Required work: Give the listing again exactly, omitting its images.

[Stored entries]
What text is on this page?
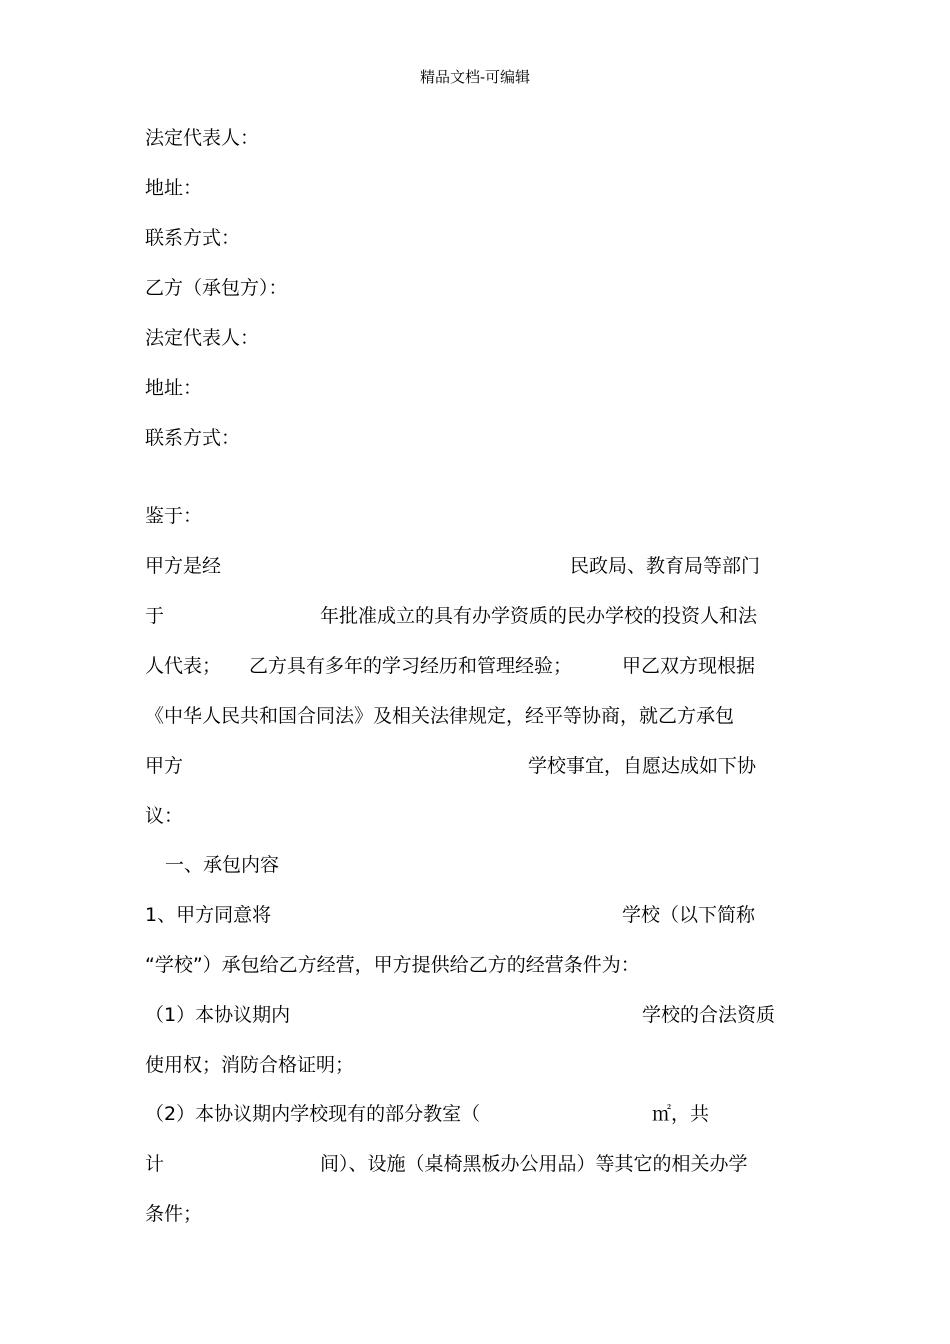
精品文档-可编辑
法定代表人：
地址：
联系方式：
乙方（承包方）：
法定代表人：
地址：
联系方式：
鉴于：
甲方是经	民政局、教育局等部门
于	年批准成立的具有办学资质的民办学校的投资人和法
人代表； 乙方具有多年的学习经历和管理经验；	甲乙双方现根据
《中华人民共和国合同法》及相关法律规定，经平等协商，就乙方承包
甲方	学校事宜，自愿达成如下协
议：
一、承包内容
1、甲方同意将	学校（以下简称
“学校”）承包给乙方经营，甲方提供给乙方的经营条件为：
（1）本协议期内	学校的合法资质
使用权；消防合格证明；
（2）本协议期内学校现有的部分教室（	㎡，共
计	间）、设施（桌椅黑板办公用品）等其它的相关办学
条件；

The solution:
What text is on this page?
精品文档-可编辑
法定代表人：
地址：
联系方式：
乙方（承包方）：
法定代表人：
地址：
联系方式：
鉴于：
甲方是经	民政局、教育局等部门
于	年批准成立的具有办学资质的民办学校的投资人和法
人代表； 乙方具有多年的学习经历和管理经验；	甲乙双方现根据
《中华人民共和国合同法》及相关法律规定，经平等协商，就乙方承包
甲方	学校事宜，自愿达成如下协
议：
一、承包内容
1、甲方同意将	学校（以下简称
“学校”）承包给乙方经营，甲方提供给乙方的经营条件为：
（1）本协议期内	学校的合法资质
使用权；消防合格证明；
（2）本协议期内学校现有的部分教室（	㎡，共
计	间）、设施（桌椅黑板办公用品）等其它的相关办学
条件；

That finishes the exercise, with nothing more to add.